» Task to carry out: Print the listing as it stands, omitting all images.

» Listing:

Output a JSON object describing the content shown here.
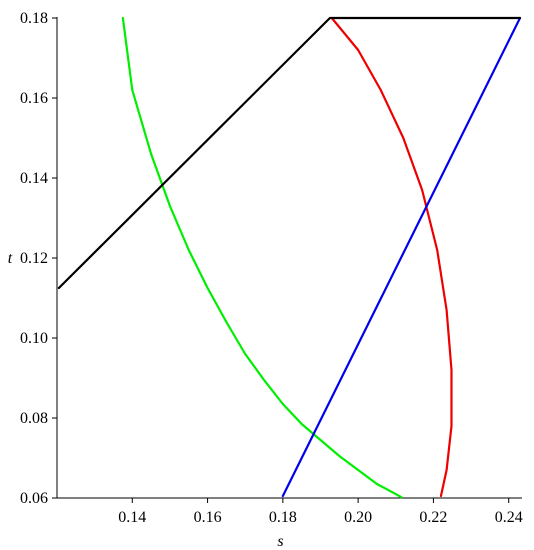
{
  "chart_data": {
    "type": "line",
    "title": "",
    "xlabel": "s",
    "ylabel": "t",
    "xlim": [
      0.12,
      0.243
    ],
    "ylim": [
      0.06,
      0.18
    ],
    "x_ticks": [
      "0.14",
      "0.16",
      "0.18",
      "0.20",
      "0.22",
      "0.24"
    ],
    "y_ticks": [
      "0.06",
      "0.08",
      "0.10",
      "0.12",
      "0.14",
      "0.16",
      "0.18"
    ],
    "grid": false,
    "legend": "none",
    "series": [
      {
        "color": "#00ee00",
        "points": [
          [
            0.1375,
            0.18
          ],
          [
            0.14,
            0.162
          ],
          [
            0.145,
            0.146
          ],
          [
            0.15,
            0.133
          ],
          [
            0.155,
            0.122
          ],
          [
            0.16,
            0.1125
          ],
          [
            0.165,
            0.104
          ],
          [
            0.17,
            0.096
          ],
          [
            0.175,
            0.0895
          ],
          [
            0.18,
            0.0835
          ],
          [
            0.185,
            0.0785
          ],
          [
            0.19,
            0.0745
          ],
          [
            0.195,
            0.0705
          ],
          [
            0.2,
            0.067
          ],
          [
            0.205,
            0.0635
          ],
          [
            0.2115,
            0.0602
          ]
        ]
      },
      {
        "color": "#ee0000",
        "points": [
          [
            0.193,
            0.18
          ],
          [
            0.2,
            0.172
          ],
          [
            0.206,
            0.162
          ],
          [
            0.212,
            0.15
          ],
          [
            0.217,
            0.137
          ],
          [
            0.221,
            0.122
          ],
          [
            0.2235,
            0.107
          ],
          [
            0.2248,
            0.092
          ],
          [
            0.2248,
            0.078
          ],
          [
            0.2235,
            0.067
          ],
          [
            0.222,
            0.0605
          ]
        ]
      },
      {
        "color": "#0000ee",
        "points": [
          [
            0.18,
            0.0605
          ],
          [
            0.243,
            0.18
          ]
        ]
      },
      {
        "color": "#000000",
        "points": [
          [
            0.1205,
            0.1125
          ],
          [
            0.1925,
            0.18
          ],
          [
            0.243,
            0.18
          ]
        ]
      }
    ]
  }
}
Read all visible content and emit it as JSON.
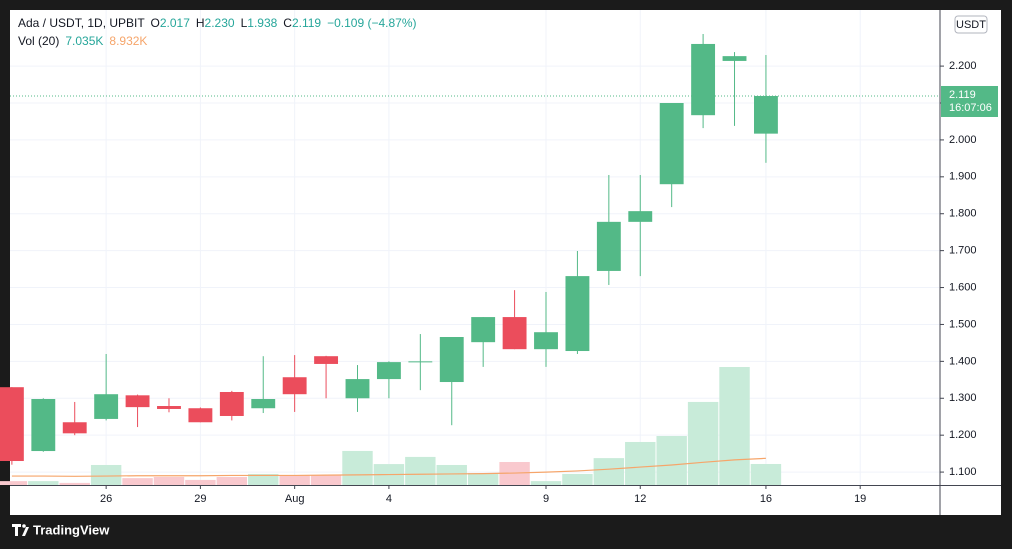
{
  "header": {
    "symbol": "Ada / USDT, 1D, UPBIT",
    "open_label": "O",
    "open": "2.017",
    "high_label": "H",
    "high": "2.230",
    "low_label": "L",
    "low": "1.938",
    "close_label": "C",
    "close": "2.119",
    "change": "−0.109 (−4.87%)",
    "volume_label": "Vol (20)",
    "volume": "7.035K",
    "volume_ma": "8.932K"
  },
  "currency_badge": "USDT",
  "last_price": {
    "price": "2.119",
    "countdown": "16:07:06"
  },
  "footer": {
    "brand": "TradingView"
  },
  "chart_data": {
    "type": "candlestick",
    "up_color": "#53b987",
    "down_color": "#eb4d5c",
    "volume_up_color": "#c8ebd9",
    "volume_down_color": "#f9c9ce",
    "volume_ma_color": "#f6a56a",
    "open": [
      1.33,
      1.157,
      1.235,
      1.244,
      1.308,
      1.279,
      1.273,
      1.317,
      1.273,
      1.357,
      1.414,
      1.3,
      1.352,
      1.398,
      1.344,
      1.452,
      1.52,
      1.433,
      1.428,
      1.645,
      1.778,
      1.88,
      2.067,
      2.214,
      2.017
    ],
    "high": [
      1.33,
      1.3,
      1.29,
      1.42,
      1.31,
      1.3,
      1.275,
      1.32,
      1.414,
      1.417,
      1.415,
      1.39,
      1.4,
      1.474,
      1.466,
      1.52,
      1.593,
      1.588,
      1.699,
      1.905,
      1.905,
      2.1,
      2.287,
      2.238,
      2.23
    ],
    "low": [
      1.12,
      1.155,
      1.2,
      1.24,
      1.222,
      1.262,
      1.235,
      1.24,
      1.26,
      1.263,
      1.3,
      1.263,
      1.3,
      1.322,
      1.227,
      1.385,
      1.433,
      1.385,
      1.42,
      1.607,
      1.631,
      1.818,
      2.032,
      2.038,
      1.938
    ],
    "close": [
      1.13,
      1.298,
      1.205,
      1.311,
      1.276,
      1.271,
      1.235,
      1.252,
      1.298,
      1.311,
      1.393,
      1.352,
      1.398,
      1.4,
      1.466,
      1.52,
      1.433,
      1.479,
      1.631,
      1.778,
      1.807,
      2.1,
      2.26,
      2.227,
      2.119
    ],
    "volume": [
      1.3,
      1.3,
      0.7,
      6.7,
      2.3,
      2.7,
      1.7,
      2.7,
      3.7,
      3.3,
      3.3,
      11.4,
      7.0,
      9.4,
      6.7,
      4.0,
      7.7,
      1.3,
      3.7,
      9.0,
      14.4,
      16.4,
      27.8,
      39.5,
      7.035
    ],
    "volume_ma": [
      3.0,
      3.0,
      2.9,
      3.0,
      3.1,
      3.1,
      3.1,
      3.2,
      3.2,
      3.2,
      3.3,
      3.4,
      3.5,
      3.6,
      3.7,
      3.8,
      4.0,
      4.3,
      4.7,
      5.3,
      6.0,
      6.7,
      7.6,
      8.4,
      8.932
    ],
    "xlim": [
      -0.06,
      29.54
    ],
    "xticks": [
      {
        "value": 3,
        "label": "26"
      },
      {
        "value": 6,
        "label": "29"
      },
      {
        "value": 9,
        "label": "Aug"
      },
      {
        "value": 12,
        "label": "4"
      },
      {
        "value": 17,
        "label": "9"
      },
      {
        "value": 20,
        "label": "12"
      },
      {
        "value": 24,
        "label": "16"
      },
      {
        "value": 27,
        "label": "19"
      }
    ],
    "ylim": [
      1.065,
      2.352
    ],
    "yticks": [
      {
        "value": 1.1,
        "label": "1.100"
      },
      {
        "value": 1.2,
        "label": "1.200"
      },
      {
        "value": 1.3,
        "label": "1.300"
      },
      {
        "value": 1.4,
        "label": "1.400"
      },
      {
        "value": 1.5,
        "label": "1.500"
      },
      {
        "value": 1.6,
        "label": "1.600"
      },
      {
        "value": 1.7,
        "label": "1.700"
      },
      {
        "value": 1.8,
        "label": "1.800"
      },
      {
        "value": 1.9,
        "label": "1.900"
      },
      {
        "value": 2.0,
        "label": "2.000"
      },
      {
        "value": 2.1,
        "label": "2.100"
      },
      {
        "value": 2.2,
        "label": "2.200"
      }
    ],
    "volume_lim": [
      0,
      159
    ],
    "grid": true
  }
}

» Finished answer:
Output a JSON object describing the content shown here.
{
  "chart_data": {
    "type": "line",
    "title": "",
    "xlabel": "s",
    "ylabel": "t",
    "xlim": [
      0.12,
      0.243
    ],
    "ylim": [
      0.06,
      0.18
    ],
    "x_ticks": [
      "0.14",
      "0.16",
      "0.18",
      "0.20",
      "0.22",
      "0.24"
    ],
    "y_ticks": [
      "0.06",
      "0.08",
      "0.10",
      "0.12",
      "0.14",
      "0.16",
      "0.18"
    ],
    "grid": false,
    "legend": "none",
    "series": [
      {
        "color": "#00ee00",
        "points": [
          [
            0.1375,
            0.18
          ],
          [
            0.14,
            0.162
          ],
          [
            0.145,
            0.146
          ],
          [
            0.15,
            0.133
          ],
          [
            0.155,
            0.122
          ],
          [
            0.16,
            0.1125
          ],
          [
            0.165,
            0.104
          ],
          [
            0.17,
            0.096
          ],
          [
            0.175,
            0.0895
          ],
          [
            0.18,
            0.0835
          ],
          [
            0.185,
            0.0785
          ],
          [
            0.19,
            0.0745
          ],
          [
            0.195,
            0.0705
          ],
          [
            0.2,
            0.067
          ],
          [
            0.205,
            0.0635
          ],
          [
            0.2115,
            0.0602
          ]
        ]
      },
      {
        "color": "#ee0000",
        "points": [
          [
            0.193,
            0.18
          ],
          [
            0.2,
            0.172
          ],
          [
            0.206,
            0.162
          ],
          [
            0.212,
            0.15
          ],
          [
            0.217,
            0.137
          ],
          [
            0.221,
            0.122
          ],
          [
            0.2235,
            0.107
          ],
          [
            0.2248,
            0.092
          ],
          [
            0.2248,
            0.078
          ],
          [
            0.2235,
            0.067
          ],
          [
            0.222,
            0.0605
          ]
        ]
      },
      {
        "color": "#0000ee",
        "points": [
          [
            0.18,
            0.0605
          ],
          [
            0.243,
            0.18
          ]
        ]
      },
      {
        "color": "#000000",
        "points": [
          [
            0.1205,
            0.1125
          ],
          [
            0.1925,
            0.18
          ],
          [
            0.243,
            0.18
          ]
        ]
      }
    ]
  }
}
Read all visible content and emit it as JSON.
{
  "header": {
    "symbol": "Ada / USDT, 1D, UPBIT",
    "open_label": "O",
    "open": "2.017",
    "high_label": "H",
    "high": "2.230",
    "low_label": "L",
    "low": "1.938",
    "close_label": "C",
    "close": "2.119",
    "change": "−0.109 (−4.87%)",
    "volume_label": "Vol (20)",
    "volume": "7.035K",
    "volume_ma": "8.932K"
  },
  "currency_badge": "USDT",
  "last_price": {
    "price": "2.119",
    "countdown": "16:07:06"
  },
  "footer": {
    "brand": "TradingView"
  },
  "chart_data": {
    "type": "candlestick",
    "up_color": "#53b987",
    "down_color": "#eb4d5c",
    "volume_up_color": "#c8ebd9",
    "volume_down_color": "#f9c9ce",
    "volume_ma_color": "#f6a56a",
    "open": [
      1.33,
      1.157,
      1.235,
      1.244,
      1.308,
      1.279,
      1.273,
      1.317,
      1.273,
      1.357,
      1.414,
      1.3,
      1.352,
      1.398,
      1.344,
      1.452,
      1.52,
      1.433,
      1.428,
      1.645,
      1.778,
      1.88,
      2.067,
      2.214,
      2.017
    ],
    "high": [
      1.33,
      1.3,
      1.29,
      1.42,
      1.31,
      1.3,
      1.275,
      1.32,
      1.414,
      1.417,
      1.415,
      1.39,
      1.4,
      1.474,
      1.466,
      1.52,
      1.593,
      1.588,
      1.699,
      1.905,
      1.905,
      2.1,
      2.287,
      2.238,
      2.23
    ],
    "low": [
      1.12,
      1.155,
      1.2,
      1.24,
      1.222,
      1.262,
      1.235,
      1.24,
      1.26,
      1.263,
      1.3,
      1.263,
      1.3,
      1.322,
      1.227,
      1.385,
      1.433,
      1.385,
      1.42,
      1.607,
      1.631,
      1.818,
      2.032,
      2.038,
      1.938
    ],
    "close": [
      1.13,
      1.298,
      1.205,
      1.311,
      1.276,
      1.271,
      1.235,
      1.252,
      1.298,
      1.311,
      1.393,
      1.352,
      1.398,
      1.4,
      1.466,
      1.52,
      1.433,
      1.479,
      1.631,
      1.778,
      1.807,
      2.1,
      2.26,
      2.227,
      2.119
    ],
    "volume": [
      1.3,
      1.3,
      0.7,
      6.7,
      2.3,
      2.7,
      1.7,
      2.7,
      3.7,
      3.3,
      3.3,
      11.4,
      7.0,
      9.4,
      6.7,
      4.0,
      7.7,
      1.3,
      3.7,
      9.0,
      14.4,
      16.4,
      27.8,
      39.5,
      7.035
    ],
    "volume_ma": [
      3.0,
      3.0,
      2.9,
      3.0,
      3.1,
      3.1,
      3.1,
      3.2,
      3.2,
      3.2,
      3.3,
      3.4,
      3.5,
      3.6,
      3.7,
      3.8,
      4.0,
      4.3,
      4.7,
      5.3,
      6.0,
      6.7,
      7.6,
      8.4,
      8.932
    ],
    "xlim": [
      -0.06,
      29.54
    ],
    "xticks": [
      {
        "value": 3,
        "label": "26"
      },
      {
        "value": 6,
        "label": "29"
      },
      {
        "value": 9,
        "label": "Aug"
      },
      {
        "value": 12,
        "label": "4"
      },
      {
        "value": 17,
        "label": "9"
      },
      {
        "value": 20,
        "label": "12"
      },
      {
        "value": 24,
        "label": "16"
      },
      {
        "value": 27,
        "label": "19"
      }
    ],
    "ylim": [
      1.065,
      2.352
    ],
    "yticks": [
      {
        "value": 1.1,
        "label": "1.100"
      },
      {
        "value": 1.2,
        "label": "1.200"
      },
      {
        "value": 1.3,
        "label": "1.300"
      },
      {
        "value": 1.4,
        "label": "1.400"
      },
      {
        "value": 1.5,
        "label": "1.500"
      },
      {
        "value": 1.6,
        "label": "1.600"
      },
      {
        "value": 1.7,
        "label": "1.700"
      },
      {
        "value": 1.8,
        "label": "1.800"
      },
      {
        "value": 1.9,
        "label": "1.900"
      },
      {
        "value": 2.0,
        "label": "2.000"
      },
      {
        "value": 2.1,
        "label": "2.100"
      },
      {
        "value": 2.2,
        "label": "2.200"
      }
    ],
    "volume_lim": [
      0,
      159
    ],
    "grid": true
  }
}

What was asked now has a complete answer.